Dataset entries

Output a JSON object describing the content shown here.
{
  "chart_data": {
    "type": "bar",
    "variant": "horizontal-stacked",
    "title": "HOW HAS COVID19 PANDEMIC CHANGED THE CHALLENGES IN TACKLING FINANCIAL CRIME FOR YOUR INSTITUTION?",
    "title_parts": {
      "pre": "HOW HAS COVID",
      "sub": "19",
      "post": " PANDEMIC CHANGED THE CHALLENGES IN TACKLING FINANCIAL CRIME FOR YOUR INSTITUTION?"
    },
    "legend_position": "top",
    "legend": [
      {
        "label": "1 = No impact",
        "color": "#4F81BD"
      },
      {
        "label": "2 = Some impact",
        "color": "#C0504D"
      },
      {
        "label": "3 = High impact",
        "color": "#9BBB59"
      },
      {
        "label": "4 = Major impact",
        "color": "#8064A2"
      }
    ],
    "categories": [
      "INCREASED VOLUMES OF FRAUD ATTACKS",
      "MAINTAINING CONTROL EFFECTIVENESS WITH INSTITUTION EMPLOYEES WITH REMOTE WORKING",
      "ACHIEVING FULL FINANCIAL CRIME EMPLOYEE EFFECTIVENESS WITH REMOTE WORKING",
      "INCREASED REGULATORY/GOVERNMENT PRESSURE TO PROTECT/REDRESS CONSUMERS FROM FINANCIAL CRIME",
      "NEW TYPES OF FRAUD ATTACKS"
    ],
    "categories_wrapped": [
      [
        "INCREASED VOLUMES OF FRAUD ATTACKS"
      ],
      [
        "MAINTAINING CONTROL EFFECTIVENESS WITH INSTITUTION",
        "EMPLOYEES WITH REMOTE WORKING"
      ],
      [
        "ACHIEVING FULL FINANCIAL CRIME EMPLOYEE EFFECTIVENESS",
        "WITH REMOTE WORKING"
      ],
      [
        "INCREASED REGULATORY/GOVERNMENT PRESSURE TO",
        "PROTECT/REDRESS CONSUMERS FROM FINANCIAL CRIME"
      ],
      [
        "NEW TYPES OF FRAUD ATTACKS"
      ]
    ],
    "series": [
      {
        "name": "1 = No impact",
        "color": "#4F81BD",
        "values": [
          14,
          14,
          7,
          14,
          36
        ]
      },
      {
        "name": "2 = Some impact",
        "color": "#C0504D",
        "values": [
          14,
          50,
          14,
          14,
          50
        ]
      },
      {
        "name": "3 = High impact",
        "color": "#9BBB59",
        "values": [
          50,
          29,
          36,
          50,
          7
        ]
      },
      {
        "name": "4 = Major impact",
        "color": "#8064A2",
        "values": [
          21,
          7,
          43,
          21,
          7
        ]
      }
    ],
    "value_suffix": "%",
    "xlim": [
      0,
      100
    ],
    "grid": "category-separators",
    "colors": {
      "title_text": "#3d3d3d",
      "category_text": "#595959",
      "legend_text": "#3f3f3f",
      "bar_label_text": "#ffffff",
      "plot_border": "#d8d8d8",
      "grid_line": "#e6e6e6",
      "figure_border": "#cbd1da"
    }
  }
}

*What to produce*
Copy out the lines that hold "impact".

*Solution to this problem*
        "label": "1 = No impact",
        "label": "2 = Some impact",
        "label": "3 = High impact",
        "label": "4 = Major impact",
        "name": "1 = No impact",
        "name": "2 = Some impact",
        "name": "3 = High impact",
        "name": "4 = Major impact",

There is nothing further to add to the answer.